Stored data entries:
#####
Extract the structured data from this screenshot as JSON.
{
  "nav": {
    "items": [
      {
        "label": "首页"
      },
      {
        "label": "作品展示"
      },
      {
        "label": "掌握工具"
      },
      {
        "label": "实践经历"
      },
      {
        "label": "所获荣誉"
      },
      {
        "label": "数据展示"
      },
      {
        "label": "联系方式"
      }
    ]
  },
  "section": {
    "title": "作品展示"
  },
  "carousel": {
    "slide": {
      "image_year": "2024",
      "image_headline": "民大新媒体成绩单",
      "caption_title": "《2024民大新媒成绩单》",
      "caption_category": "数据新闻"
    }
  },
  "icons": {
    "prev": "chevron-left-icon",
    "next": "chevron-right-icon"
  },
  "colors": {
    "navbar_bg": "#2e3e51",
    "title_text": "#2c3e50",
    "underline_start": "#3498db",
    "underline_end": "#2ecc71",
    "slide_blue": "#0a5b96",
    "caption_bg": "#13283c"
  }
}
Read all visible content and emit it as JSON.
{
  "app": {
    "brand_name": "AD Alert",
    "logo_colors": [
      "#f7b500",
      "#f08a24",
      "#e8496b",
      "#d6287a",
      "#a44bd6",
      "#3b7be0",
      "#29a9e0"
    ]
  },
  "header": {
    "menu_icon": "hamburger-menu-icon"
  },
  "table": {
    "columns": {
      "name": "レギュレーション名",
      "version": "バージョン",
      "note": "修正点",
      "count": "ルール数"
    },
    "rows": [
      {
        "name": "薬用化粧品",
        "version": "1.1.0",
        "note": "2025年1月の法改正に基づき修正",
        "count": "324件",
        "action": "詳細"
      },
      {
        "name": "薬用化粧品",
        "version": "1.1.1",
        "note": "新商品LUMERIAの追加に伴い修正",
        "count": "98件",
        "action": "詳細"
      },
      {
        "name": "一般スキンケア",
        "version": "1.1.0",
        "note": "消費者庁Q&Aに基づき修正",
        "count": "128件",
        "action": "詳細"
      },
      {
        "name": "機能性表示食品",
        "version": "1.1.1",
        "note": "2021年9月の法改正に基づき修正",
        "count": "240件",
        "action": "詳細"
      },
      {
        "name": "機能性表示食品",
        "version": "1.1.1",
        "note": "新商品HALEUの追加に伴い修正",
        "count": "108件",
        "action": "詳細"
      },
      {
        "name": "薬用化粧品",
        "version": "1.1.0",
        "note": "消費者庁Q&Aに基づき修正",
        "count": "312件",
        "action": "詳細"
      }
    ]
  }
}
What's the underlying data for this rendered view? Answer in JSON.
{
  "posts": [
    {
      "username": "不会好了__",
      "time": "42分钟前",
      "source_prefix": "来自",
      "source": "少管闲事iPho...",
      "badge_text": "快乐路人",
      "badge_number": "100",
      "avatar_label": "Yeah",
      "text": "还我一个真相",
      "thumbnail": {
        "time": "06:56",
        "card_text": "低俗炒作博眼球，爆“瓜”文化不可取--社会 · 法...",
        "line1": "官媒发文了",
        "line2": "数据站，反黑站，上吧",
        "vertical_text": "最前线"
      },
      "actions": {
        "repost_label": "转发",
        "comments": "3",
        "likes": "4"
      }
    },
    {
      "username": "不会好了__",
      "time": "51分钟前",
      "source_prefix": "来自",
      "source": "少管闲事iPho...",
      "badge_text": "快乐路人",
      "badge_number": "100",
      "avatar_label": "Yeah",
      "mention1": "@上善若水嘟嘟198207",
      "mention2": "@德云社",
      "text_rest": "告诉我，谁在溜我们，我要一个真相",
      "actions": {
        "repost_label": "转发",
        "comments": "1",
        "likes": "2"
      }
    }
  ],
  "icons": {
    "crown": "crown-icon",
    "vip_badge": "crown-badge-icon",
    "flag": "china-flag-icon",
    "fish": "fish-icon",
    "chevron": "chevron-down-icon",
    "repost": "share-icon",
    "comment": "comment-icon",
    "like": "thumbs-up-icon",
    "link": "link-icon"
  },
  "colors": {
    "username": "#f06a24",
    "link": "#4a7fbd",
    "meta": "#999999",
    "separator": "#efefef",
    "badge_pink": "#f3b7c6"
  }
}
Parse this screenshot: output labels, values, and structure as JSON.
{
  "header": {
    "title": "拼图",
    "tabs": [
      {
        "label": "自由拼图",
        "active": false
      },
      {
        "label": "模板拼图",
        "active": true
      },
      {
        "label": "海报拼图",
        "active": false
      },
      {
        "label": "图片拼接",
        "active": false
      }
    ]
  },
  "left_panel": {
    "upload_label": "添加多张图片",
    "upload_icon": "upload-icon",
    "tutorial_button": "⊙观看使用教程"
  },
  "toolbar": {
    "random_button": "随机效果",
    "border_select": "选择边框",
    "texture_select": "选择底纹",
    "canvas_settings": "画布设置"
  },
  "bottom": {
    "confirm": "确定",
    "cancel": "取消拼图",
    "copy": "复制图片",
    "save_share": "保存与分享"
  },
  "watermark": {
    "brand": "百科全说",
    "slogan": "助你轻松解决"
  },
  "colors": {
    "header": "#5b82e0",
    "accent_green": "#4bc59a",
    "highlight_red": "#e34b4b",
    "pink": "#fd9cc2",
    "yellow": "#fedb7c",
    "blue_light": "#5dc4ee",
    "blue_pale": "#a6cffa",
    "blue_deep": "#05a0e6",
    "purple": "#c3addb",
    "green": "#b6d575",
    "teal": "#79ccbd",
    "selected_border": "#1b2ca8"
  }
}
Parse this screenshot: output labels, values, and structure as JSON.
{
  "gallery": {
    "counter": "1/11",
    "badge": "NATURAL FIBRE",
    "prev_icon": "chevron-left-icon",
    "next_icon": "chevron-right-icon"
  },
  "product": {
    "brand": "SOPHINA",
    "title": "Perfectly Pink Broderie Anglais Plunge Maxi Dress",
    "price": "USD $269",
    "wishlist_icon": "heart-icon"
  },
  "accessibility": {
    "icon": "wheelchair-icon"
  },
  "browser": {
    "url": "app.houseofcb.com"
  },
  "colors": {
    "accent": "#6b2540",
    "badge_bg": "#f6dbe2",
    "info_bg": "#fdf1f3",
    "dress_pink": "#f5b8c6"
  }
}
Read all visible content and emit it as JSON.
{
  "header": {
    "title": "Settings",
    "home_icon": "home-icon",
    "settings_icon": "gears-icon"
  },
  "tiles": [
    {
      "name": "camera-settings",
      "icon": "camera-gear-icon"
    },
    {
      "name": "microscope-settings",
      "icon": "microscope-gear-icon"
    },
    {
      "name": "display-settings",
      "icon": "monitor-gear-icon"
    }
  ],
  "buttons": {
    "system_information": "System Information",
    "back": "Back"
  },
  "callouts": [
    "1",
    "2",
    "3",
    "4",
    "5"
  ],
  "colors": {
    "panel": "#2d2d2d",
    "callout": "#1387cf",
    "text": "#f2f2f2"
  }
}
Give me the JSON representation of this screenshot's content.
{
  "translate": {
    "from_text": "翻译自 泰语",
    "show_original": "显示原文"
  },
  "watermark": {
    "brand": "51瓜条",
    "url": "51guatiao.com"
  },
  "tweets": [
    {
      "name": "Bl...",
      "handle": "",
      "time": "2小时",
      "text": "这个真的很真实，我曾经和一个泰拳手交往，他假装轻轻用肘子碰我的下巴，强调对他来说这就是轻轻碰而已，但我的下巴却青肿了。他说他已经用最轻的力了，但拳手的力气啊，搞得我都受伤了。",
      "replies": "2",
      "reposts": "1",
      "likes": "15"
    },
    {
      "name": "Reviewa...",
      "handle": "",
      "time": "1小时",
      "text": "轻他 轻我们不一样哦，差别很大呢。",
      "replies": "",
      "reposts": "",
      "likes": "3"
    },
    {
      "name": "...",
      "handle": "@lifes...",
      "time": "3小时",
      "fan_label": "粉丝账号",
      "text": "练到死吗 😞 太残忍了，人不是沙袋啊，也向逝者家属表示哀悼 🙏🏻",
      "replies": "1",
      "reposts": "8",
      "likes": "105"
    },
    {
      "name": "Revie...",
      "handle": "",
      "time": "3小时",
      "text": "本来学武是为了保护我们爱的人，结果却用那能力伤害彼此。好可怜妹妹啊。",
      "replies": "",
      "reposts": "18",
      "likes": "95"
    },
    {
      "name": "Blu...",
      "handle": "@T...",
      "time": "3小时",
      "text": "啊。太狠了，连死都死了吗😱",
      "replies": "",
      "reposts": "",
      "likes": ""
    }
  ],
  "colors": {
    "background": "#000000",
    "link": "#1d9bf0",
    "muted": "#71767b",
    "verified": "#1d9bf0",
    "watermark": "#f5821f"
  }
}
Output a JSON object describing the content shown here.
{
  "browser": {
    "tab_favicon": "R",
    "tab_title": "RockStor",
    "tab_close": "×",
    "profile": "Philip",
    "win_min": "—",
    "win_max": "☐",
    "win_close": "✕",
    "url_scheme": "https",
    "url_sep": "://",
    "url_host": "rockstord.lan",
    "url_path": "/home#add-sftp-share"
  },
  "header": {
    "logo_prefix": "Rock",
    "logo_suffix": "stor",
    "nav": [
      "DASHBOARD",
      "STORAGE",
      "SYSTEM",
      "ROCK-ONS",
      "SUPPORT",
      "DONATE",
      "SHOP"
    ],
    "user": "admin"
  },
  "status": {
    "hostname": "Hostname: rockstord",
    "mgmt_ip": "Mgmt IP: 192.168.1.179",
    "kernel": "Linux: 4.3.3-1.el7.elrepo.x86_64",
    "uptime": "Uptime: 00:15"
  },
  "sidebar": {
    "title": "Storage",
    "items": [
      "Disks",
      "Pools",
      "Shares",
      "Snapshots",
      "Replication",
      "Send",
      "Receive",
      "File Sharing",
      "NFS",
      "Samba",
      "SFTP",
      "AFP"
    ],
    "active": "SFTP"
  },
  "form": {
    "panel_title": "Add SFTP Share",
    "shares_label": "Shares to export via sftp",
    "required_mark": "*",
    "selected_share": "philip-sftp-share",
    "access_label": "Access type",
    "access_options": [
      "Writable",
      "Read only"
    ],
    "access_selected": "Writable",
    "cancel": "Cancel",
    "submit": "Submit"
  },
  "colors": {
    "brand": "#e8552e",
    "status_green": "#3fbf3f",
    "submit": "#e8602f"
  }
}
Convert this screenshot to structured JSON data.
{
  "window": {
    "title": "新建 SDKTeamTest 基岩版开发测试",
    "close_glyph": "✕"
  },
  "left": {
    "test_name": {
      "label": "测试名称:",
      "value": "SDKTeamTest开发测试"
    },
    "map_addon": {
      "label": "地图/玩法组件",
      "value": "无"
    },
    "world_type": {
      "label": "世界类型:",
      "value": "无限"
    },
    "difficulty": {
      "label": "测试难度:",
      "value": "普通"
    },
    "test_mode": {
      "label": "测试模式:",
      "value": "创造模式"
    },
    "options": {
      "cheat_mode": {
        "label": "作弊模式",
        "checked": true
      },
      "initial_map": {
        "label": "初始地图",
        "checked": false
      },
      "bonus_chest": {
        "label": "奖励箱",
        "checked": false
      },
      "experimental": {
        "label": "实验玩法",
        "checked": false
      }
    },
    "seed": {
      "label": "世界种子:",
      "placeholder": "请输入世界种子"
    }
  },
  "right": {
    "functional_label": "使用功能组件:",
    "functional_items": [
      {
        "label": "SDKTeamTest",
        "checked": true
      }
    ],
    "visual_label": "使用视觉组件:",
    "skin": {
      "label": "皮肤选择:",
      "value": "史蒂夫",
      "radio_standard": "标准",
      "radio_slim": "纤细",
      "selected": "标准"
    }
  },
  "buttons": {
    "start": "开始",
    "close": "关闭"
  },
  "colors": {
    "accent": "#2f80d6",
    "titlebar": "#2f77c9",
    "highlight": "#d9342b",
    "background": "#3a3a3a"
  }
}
#####
Report how many lines contain "background". Give nothing but the number.

2